_Extracted data entries_
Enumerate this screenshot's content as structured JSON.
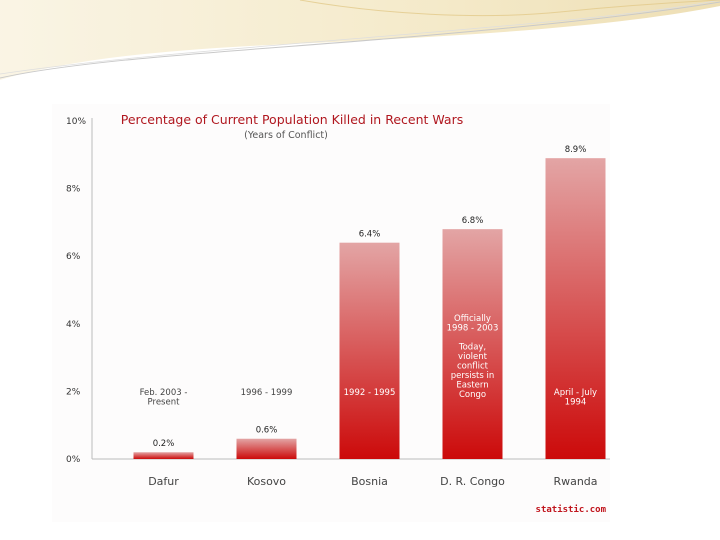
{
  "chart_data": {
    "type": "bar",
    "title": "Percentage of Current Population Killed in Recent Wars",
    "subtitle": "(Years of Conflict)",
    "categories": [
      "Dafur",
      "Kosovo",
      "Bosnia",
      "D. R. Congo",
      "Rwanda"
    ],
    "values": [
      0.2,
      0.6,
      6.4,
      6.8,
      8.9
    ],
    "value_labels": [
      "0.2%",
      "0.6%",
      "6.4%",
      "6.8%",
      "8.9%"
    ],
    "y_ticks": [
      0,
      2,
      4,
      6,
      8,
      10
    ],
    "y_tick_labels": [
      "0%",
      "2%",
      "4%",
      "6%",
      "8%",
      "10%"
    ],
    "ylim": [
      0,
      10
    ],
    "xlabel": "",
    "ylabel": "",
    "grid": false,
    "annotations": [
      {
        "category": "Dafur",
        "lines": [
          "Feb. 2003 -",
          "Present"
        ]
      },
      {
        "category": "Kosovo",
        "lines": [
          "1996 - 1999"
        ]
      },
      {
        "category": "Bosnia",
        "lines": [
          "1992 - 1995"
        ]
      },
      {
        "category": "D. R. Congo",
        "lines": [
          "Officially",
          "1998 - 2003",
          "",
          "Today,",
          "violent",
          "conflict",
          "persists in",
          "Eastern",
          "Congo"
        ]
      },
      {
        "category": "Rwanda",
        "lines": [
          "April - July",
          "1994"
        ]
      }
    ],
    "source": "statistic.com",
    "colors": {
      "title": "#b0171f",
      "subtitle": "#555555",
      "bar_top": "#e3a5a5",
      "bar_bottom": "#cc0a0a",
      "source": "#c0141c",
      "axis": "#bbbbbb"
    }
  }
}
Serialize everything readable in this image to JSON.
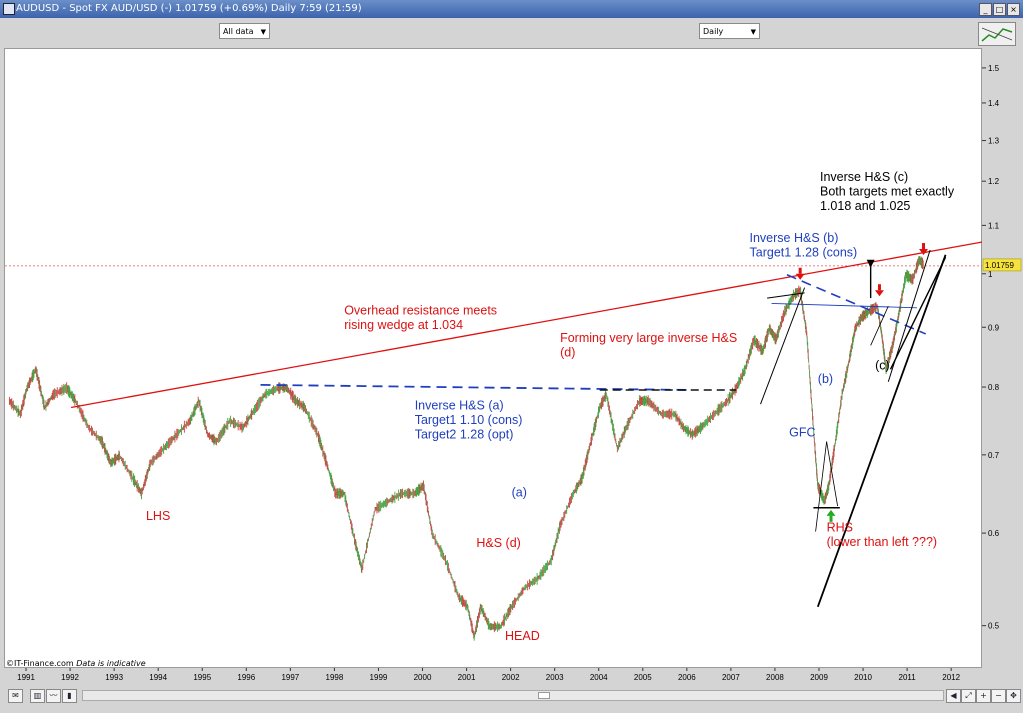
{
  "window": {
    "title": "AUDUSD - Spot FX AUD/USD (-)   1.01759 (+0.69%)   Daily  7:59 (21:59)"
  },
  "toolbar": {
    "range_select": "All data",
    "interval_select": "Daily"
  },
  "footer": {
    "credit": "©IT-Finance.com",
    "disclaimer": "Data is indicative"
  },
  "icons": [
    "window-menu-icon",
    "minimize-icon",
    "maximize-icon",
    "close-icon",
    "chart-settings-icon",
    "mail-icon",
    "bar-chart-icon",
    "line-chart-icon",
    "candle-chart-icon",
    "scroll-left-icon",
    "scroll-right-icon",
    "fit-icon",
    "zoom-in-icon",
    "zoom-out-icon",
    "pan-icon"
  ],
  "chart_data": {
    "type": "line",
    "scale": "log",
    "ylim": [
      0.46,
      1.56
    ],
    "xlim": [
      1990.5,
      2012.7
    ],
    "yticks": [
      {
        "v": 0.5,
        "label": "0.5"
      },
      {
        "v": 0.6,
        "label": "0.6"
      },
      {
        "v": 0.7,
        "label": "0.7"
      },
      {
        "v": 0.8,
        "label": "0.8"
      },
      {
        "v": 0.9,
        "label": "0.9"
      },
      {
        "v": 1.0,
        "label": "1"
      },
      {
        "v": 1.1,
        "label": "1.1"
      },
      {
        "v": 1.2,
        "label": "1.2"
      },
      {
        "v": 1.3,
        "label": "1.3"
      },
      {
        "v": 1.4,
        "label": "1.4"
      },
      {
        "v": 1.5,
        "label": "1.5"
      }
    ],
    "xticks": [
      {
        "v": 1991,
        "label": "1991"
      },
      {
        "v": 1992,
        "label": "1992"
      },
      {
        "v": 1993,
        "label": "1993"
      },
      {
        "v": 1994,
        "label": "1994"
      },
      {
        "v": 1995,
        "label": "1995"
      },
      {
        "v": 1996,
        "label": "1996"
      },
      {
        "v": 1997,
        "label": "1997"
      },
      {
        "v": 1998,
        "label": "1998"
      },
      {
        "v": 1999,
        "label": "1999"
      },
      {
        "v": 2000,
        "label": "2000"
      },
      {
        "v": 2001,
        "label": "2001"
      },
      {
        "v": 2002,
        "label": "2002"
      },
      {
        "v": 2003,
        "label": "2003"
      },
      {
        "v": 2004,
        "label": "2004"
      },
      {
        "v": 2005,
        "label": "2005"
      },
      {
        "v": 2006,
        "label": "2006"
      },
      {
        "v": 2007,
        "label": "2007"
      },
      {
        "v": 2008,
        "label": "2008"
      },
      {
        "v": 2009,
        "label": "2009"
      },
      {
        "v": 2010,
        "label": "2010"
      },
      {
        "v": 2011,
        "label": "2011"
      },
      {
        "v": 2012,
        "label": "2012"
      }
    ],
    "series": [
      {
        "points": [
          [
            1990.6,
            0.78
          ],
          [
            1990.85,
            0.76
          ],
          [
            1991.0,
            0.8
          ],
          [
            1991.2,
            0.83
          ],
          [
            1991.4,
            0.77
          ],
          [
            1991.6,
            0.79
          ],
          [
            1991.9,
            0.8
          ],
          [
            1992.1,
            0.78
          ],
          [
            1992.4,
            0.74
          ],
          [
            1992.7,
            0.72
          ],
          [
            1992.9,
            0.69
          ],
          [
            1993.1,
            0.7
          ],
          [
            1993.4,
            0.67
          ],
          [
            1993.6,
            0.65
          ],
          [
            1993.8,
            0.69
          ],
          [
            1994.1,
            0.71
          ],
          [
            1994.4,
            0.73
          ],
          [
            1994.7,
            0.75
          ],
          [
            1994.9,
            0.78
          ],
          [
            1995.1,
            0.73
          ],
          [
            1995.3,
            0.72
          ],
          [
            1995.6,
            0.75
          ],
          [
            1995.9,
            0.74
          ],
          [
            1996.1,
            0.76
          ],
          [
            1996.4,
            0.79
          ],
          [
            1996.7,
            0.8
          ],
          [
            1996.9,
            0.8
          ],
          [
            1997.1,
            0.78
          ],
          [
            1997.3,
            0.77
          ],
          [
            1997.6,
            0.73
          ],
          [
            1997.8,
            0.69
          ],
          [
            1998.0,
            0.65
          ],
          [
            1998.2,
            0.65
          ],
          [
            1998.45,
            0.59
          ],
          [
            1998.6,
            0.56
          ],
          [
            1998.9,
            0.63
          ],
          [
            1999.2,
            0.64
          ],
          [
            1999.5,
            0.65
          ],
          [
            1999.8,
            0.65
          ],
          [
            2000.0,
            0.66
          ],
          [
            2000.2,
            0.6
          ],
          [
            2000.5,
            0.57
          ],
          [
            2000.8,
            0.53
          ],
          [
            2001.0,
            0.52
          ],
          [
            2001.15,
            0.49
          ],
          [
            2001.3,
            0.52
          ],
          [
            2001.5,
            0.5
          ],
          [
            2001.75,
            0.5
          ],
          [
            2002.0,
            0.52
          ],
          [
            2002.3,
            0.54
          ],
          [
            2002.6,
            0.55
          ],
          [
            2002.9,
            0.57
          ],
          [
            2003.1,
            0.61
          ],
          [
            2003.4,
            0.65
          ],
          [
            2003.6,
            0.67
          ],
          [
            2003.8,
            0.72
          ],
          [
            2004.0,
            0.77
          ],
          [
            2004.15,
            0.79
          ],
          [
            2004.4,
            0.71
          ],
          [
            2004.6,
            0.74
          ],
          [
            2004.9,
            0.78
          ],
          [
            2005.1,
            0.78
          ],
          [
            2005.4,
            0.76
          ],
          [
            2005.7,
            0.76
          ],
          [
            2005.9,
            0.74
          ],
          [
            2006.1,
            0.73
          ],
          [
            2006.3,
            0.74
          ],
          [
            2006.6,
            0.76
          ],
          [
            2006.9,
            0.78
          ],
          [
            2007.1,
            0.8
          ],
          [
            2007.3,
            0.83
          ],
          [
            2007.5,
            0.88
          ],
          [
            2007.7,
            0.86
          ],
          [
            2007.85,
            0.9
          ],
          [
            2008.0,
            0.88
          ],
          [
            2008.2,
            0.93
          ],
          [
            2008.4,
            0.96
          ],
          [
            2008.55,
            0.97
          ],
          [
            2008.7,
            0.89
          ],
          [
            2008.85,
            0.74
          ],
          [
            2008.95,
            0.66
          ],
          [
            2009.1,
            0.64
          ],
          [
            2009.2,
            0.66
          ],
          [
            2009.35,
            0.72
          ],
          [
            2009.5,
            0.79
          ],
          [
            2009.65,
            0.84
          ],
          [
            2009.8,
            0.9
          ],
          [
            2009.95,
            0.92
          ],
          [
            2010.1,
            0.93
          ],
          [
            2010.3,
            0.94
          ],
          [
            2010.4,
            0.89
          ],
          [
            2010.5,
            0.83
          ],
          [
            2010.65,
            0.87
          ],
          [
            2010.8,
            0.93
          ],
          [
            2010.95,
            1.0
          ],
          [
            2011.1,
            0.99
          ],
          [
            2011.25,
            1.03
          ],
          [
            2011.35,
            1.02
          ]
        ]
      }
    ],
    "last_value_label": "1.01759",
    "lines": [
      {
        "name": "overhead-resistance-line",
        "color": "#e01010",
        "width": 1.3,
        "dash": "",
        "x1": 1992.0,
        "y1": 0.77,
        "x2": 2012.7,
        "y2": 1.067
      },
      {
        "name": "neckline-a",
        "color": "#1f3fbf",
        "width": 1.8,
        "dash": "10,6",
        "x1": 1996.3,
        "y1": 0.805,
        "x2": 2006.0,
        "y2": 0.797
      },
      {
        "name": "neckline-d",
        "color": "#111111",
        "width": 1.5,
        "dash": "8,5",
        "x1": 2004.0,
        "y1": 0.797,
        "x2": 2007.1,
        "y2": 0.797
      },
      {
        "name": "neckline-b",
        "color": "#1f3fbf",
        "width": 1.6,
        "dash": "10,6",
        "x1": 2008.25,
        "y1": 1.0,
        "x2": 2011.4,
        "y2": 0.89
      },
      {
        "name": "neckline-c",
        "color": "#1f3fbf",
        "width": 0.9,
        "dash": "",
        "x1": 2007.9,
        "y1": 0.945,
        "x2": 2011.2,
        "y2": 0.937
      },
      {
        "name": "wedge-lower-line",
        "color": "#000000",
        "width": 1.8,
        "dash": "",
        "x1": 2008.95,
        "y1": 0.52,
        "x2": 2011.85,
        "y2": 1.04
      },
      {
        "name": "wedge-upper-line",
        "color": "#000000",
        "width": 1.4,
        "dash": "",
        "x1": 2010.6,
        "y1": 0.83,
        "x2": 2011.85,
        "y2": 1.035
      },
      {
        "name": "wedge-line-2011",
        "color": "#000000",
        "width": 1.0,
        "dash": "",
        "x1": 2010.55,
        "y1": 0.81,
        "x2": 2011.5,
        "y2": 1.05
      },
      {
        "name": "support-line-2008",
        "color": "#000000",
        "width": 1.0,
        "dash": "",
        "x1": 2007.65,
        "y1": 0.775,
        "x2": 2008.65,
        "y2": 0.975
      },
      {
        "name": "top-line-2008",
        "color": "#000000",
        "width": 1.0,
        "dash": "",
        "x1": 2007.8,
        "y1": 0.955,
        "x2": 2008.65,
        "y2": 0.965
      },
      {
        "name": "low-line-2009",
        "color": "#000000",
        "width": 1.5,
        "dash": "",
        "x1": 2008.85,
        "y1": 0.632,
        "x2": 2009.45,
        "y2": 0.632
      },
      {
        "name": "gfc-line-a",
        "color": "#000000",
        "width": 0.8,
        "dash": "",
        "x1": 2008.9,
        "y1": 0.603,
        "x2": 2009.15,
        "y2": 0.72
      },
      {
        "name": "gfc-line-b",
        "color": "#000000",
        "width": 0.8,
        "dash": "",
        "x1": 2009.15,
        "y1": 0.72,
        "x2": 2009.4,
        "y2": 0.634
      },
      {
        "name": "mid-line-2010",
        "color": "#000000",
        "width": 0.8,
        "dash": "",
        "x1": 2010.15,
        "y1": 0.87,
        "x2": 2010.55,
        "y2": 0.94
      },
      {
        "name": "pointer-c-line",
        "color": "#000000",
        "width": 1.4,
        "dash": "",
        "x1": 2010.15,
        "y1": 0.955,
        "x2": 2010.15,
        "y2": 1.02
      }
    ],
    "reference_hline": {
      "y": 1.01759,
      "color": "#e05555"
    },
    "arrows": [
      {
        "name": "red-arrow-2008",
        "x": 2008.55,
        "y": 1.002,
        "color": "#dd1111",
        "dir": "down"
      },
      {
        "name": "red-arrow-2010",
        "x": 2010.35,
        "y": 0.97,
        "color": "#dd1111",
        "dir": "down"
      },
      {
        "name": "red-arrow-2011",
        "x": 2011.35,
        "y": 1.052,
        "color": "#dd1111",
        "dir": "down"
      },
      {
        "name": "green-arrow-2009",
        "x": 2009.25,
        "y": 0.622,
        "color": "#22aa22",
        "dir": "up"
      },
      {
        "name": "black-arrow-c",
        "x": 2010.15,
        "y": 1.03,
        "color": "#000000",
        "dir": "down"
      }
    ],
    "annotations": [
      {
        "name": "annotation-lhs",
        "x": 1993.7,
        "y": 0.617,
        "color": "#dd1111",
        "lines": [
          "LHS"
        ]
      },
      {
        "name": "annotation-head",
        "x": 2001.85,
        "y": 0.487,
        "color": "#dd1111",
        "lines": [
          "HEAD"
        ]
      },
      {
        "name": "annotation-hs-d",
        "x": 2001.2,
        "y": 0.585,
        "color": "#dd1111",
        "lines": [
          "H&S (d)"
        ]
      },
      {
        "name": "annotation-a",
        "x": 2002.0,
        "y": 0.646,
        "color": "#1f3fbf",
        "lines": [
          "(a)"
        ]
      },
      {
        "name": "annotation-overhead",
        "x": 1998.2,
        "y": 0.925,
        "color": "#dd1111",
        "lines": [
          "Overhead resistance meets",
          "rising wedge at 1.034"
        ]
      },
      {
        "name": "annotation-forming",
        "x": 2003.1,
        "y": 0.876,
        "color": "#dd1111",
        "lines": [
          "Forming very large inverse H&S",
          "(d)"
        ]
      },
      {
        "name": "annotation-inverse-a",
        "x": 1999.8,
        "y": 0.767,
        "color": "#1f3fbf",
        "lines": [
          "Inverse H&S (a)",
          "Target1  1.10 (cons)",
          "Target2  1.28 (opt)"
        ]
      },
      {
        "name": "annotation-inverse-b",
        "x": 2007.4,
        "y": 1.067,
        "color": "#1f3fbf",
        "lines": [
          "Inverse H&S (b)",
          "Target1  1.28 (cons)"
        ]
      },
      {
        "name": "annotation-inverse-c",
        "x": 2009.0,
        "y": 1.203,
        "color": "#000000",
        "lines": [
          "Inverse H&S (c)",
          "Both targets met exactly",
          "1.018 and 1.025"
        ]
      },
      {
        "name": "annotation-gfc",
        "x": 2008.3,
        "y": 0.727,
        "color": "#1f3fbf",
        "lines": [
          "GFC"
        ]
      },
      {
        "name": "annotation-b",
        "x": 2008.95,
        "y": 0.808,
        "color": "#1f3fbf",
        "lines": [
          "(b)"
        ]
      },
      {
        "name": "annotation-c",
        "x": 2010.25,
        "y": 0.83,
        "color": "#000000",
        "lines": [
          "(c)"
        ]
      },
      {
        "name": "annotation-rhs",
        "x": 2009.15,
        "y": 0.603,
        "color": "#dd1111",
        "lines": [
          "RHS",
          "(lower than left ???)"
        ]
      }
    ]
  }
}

_EXERCISE DETAILS_
Select the lines in this material that hold the word "wedge", leaving none out.

_CORRECT RESULT_
        "name": "wedge-lower-line",
        "name": "wedge-upper-line",
        "name": "wedge-line-2011",
          "rising wedge at 1.034"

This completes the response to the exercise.